[Part of a data file]
-- Begin --
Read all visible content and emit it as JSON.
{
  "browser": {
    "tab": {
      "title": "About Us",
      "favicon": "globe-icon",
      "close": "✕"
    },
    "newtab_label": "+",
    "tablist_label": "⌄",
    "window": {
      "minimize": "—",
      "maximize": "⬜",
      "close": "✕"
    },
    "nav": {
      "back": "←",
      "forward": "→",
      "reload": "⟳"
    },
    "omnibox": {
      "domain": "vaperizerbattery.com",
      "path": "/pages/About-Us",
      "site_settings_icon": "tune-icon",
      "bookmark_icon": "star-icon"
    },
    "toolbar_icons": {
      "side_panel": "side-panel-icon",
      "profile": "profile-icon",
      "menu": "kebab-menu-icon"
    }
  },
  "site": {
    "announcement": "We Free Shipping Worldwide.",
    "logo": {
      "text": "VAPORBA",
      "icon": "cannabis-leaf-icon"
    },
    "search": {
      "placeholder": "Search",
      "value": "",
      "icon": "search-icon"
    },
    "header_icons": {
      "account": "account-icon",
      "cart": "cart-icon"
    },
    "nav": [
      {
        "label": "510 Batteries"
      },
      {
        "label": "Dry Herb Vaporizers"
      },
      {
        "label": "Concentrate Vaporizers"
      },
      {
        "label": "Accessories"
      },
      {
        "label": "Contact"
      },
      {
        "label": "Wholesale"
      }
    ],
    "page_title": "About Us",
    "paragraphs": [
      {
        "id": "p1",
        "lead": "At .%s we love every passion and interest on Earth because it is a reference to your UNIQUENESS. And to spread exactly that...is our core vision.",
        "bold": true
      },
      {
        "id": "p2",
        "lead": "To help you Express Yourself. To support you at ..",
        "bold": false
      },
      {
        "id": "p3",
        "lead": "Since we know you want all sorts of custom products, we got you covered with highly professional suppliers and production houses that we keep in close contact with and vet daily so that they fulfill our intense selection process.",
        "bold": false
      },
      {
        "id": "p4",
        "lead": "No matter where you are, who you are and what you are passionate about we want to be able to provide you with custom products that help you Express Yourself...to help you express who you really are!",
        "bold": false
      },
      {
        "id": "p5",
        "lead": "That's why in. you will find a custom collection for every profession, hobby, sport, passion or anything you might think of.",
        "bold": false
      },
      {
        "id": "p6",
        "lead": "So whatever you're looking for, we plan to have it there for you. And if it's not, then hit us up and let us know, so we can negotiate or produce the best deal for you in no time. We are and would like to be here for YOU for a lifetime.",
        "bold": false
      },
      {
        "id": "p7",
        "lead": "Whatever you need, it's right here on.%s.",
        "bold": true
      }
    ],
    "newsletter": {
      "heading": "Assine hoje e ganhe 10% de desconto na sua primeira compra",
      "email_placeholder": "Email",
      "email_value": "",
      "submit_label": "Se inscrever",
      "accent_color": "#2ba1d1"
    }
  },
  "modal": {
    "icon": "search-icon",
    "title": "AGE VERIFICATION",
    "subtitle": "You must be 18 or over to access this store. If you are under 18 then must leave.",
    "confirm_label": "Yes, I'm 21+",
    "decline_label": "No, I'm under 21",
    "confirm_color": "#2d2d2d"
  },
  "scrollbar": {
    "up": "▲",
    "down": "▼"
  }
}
-- End --
Go through the records and gather the lines that hold "under".

    "subtitle": "You must be 18 or over to access this store. If you are under 18 then must leave.",
    "decline_label": "No, I'm under 21",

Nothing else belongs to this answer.